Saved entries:
▶

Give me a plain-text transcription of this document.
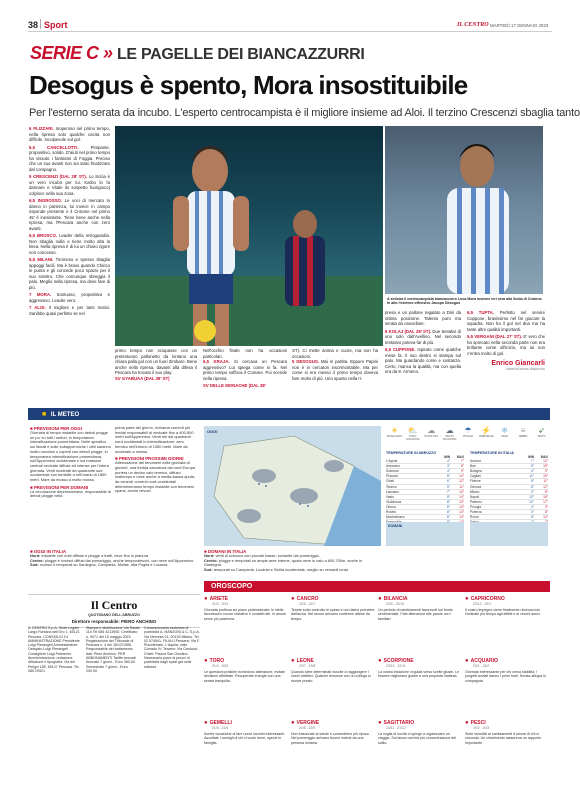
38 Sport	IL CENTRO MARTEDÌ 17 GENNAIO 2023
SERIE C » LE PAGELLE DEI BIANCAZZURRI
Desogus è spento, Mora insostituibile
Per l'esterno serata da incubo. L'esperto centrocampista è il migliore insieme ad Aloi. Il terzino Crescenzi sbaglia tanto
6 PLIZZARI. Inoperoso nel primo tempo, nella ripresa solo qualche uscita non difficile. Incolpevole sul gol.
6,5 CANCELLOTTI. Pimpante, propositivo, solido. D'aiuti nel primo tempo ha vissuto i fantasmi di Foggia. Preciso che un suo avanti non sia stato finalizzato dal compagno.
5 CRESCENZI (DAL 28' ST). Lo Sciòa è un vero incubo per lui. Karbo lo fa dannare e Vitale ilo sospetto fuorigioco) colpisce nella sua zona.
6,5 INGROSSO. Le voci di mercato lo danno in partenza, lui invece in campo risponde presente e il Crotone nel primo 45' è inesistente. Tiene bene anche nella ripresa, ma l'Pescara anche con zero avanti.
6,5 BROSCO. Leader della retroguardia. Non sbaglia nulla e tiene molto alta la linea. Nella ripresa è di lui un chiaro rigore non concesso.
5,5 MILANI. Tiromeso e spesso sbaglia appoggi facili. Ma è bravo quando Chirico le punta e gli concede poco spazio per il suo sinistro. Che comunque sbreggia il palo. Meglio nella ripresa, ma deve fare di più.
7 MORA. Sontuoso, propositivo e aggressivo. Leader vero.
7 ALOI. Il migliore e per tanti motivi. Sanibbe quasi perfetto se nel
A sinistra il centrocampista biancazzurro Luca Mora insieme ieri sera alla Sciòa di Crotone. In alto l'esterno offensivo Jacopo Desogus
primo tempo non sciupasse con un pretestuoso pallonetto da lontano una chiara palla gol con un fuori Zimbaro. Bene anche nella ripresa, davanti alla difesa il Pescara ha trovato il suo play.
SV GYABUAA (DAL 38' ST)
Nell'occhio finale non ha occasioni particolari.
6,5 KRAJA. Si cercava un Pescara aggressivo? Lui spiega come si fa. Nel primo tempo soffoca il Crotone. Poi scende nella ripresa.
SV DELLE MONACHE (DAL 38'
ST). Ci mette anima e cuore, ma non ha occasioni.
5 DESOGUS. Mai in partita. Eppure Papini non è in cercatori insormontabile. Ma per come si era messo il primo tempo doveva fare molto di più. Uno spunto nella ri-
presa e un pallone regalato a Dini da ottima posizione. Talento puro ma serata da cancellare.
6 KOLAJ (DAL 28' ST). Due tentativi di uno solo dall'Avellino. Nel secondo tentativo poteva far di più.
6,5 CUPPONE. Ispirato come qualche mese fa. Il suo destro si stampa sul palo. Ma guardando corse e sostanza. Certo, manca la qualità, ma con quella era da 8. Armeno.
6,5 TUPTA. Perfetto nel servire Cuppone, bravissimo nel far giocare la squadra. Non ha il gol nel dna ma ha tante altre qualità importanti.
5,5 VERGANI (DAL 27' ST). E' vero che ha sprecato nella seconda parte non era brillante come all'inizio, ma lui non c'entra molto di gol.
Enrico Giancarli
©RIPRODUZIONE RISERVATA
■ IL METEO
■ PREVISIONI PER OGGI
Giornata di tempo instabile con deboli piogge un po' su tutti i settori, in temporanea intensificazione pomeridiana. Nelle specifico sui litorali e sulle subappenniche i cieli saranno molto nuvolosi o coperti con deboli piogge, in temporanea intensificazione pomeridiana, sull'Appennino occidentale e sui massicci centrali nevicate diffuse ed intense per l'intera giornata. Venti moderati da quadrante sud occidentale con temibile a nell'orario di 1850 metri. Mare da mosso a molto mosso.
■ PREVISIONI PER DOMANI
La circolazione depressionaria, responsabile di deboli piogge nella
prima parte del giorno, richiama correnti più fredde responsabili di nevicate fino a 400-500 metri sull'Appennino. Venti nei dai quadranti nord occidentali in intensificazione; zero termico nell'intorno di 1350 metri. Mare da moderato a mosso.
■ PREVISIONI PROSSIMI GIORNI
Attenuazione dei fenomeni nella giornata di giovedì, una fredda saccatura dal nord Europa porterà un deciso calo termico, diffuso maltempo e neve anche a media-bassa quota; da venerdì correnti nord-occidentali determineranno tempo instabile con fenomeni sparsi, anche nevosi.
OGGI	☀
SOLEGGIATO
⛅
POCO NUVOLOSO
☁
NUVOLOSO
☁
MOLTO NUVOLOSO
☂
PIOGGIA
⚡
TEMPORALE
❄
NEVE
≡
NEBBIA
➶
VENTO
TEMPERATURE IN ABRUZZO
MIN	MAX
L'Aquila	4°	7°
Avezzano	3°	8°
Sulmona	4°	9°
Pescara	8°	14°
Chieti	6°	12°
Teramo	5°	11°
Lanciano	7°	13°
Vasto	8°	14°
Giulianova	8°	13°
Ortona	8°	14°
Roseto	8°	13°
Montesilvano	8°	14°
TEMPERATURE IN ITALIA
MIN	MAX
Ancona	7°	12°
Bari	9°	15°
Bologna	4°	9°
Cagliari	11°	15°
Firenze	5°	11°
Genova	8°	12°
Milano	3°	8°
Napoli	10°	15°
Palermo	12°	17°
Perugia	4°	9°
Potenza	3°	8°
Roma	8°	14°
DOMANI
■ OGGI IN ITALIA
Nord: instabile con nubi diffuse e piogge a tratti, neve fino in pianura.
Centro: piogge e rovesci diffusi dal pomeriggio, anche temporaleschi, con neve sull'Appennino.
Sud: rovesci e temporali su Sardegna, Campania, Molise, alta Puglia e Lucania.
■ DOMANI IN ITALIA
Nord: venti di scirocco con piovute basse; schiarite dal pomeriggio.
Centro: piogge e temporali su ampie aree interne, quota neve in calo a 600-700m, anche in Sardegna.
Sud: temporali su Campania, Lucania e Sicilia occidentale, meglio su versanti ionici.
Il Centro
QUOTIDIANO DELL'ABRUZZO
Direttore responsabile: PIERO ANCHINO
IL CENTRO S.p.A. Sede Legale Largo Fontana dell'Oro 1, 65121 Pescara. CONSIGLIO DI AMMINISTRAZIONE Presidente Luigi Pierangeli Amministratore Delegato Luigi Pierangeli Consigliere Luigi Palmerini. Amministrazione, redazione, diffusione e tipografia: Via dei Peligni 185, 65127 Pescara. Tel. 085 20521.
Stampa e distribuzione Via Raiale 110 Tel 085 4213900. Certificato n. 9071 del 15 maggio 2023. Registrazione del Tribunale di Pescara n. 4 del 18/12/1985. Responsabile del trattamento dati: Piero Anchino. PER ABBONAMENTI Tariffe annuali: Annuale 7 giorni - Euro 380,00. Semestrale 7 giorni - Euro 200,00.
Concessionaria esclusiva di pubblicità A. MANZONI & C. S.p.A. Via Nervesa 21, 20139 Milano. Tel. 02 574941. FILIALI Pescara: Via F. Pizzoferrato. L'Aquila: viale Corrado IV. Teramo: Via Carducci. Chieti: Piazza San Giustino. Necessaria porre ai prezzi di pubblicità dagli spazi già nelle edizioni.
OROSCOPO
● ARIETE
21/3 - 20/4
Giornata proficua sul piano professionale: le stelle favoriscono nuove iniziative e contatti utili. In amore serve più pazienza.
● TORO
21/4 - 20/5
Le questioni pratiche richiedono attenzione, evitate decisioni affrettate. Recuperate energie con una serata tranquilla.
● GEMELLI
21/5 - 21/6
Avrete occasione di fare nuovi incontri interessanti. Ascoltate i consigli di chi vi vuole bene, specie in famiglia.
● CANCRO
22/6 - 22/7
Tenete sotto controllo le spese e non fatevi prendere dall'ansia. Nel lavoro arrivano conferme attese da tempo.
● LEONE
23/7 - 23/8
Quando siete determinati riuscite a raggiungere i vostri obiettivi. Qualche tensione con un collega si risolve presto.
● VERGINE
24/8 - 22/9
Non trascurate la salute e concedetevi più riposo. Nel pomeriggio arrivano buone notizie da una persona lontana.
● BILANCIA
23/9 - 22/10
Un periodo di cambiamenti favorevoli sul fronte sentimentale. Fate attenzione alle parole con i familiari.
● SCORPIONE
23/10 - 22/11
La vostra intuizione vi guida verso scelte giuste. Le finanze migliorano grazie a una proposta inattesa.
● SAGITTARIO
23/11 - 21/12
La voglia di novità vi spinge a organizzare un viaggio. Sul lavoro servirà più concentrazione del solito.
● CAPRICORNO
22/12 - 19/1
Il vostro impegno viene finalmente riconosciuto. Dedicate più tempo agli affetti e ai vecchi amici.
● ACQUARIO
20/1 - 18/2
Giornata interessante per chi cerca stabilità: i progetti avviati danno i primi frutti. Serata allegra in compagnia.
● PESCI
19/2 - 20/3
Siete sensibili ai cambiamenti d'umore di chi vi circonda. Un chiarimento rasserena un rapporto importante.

◀
▶

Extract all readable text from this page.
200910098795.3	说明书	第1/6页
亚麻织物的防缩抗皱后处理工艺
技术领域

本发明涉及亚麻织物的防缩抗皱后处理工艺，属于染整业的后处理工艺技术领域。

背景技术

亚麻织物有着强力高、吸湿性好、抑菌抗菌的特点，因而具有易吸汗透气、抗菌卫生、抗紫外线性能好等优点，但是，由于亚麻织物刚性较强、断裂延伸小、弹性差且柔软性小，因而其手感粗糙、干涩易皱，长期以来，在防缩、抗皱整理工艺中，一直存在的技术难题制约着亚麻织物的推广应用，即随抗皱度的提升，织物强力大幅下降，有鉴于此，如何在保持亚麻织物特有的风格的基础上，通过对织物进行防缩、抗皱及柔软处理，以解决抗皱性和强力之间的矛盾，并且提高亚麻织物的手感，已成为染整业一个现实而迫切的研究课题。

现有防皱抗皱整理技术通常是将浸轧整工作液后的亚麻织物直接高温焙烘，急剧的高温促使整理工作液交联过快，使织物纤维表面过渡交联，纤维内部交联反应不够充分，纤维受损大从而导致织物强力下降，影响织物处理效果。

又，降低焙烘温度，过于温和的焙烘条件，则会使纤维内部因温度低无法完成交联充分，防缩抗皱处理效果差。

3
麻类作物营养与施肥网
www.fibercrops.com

◀

PROBLEM STATEMENT:
Count each line of the entries that holds the word "quota", then state the total and nothing more.

RESPONSE FOR THIS EXERCISE:
2